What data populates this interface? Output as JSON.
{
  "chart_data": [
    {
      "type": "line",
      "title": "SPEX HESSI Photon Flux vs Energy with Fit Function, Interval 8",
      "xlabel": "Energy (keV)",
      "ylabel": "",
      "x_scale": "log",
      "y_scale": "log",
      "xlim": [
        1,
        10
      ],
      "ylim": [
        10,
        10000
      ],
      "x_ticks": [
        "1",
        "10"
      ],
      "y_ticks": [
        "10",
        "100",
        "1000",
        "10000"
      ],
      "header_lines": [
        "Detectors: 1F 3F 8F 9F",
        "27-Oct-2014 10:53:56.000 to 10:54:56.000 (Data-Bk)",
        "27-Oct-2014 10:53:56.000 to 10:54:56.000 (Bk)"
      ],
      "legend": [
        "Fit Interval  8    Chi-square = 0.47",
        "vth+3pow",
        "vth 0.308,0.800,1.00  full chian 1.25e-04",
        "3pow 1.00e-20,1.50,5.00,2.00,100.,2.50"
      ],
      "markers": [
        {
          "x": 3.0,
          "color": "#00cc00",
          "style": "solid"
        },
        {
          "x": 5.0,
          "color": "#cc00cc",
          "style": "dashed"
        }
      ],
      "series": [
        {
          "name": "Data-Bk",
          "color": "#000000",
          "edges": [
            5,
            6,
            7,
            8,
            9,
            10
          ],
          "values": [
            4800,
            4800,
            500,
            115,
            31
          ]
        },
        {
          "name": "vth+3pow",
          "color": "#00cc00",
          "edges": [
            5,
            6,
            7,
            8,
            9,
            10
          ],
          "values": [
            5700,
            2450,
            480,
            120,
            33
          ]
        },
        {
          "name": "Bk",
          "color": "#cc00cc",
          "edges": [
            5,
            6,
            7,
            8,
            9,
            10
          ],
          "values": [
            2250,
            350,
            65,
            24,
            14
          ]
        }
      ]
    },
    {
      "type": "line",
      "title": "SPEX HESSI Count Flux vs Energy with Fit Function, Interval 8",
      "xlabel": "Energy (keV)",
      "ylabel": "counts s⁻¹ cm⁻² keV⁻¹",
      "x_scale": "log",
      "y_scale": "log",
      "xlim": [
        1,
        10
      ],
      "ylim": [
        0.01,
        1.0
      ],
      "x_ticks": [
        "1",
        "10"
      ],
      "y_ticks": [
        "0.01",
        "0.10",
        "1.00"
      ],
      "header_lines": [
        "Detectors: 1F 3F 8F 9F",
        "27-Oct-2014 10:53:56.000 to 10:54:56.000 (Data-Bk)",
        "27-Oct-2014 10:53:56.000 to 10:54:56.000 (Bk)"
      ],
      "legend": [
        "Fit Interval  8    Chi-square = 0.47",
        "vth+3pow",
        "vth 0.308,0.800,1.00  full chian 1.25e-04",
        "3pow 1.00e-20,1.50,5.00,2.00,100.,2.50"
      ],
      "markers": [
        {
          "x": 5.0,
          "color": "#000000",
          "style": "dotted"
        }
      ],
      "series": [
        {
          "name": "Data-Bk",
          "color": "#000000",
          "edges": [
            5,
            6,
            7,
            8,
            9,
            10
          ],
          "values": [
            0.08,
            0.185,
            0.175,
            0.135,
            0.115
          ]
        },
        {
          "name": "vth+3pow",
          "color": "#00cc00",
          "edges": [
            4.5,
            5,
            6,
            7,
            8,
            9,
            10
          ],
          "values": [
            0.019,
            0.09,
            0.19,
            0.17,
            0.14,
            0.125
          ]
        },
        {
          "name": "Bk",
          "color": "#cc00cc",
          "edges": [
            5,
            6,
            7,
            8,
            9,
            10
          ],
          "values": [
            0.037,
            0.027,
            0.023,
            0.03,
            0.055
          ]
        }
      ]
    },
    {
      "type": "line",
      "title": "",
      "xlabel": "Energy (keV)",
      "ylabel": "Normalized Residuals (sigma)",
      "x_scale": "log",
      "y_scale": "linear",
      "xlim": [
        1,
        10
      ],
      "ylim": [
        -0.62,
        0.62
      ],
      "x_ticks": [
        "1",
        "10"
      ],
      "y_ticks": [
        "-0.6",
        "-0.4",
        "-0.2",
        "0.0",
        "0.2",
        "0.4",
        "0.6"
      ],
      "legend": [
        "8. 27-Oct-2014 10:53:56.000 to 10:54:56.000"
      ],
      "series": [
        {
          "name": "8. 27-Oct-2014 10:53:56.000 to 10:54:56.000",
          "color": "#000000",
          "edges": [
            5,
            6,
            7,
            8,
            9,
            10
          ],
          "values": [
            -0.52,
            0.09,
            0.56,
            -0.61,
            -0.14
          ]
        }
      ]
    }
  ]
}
·····
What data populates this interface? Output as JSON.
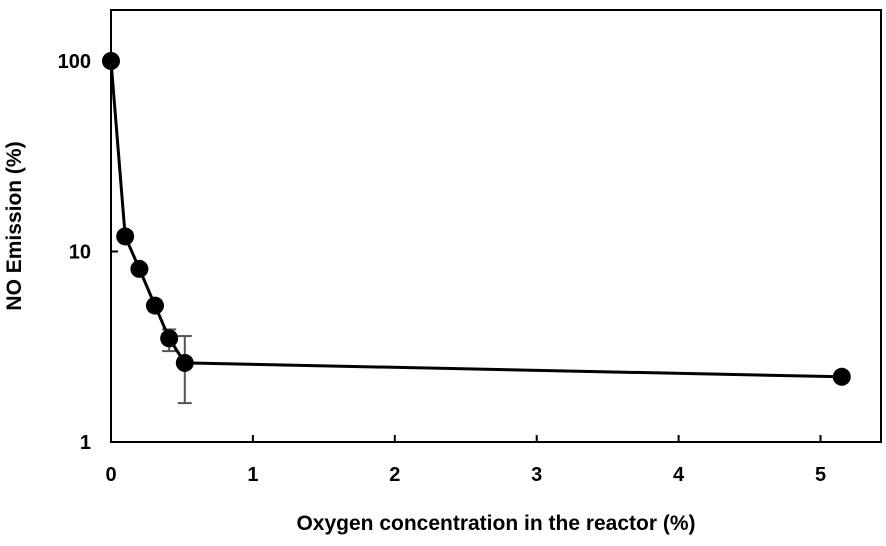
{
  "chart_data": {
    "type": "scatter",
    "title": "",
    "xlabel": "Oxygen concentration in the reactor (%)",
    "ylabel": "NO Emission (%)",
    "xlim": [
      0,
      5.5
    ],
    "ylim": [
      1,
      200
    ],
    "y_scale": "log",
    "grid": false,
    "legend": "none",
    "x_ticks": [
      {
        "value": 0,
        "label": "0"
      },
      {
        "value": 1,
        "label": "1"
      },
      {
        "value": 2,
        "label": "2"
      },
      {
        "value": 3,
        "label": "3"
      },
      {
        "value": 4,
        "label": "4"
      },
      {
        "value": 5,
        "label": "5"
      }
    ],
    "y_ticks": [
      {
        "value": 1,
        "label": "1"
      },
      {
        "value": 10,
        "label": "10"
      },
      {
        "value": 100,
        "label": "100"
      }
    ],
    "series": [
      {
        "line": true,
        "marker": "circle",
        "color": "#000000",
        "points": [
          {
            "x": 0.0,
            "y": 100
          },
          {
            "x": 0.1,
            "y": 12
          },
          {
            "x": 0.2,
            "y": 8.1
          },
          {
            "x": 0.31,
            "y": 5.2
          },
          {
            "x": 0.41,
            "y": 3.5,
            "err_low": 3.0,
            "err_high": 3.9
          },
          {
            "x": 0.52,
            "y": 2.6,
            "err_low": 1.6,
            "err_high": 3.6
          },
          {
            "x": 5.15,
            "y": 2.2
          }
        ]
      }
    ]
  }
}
·····
§ **Aim**
State how many lines of the records hold the string "style", and nothing else.

§ **Solution below**
3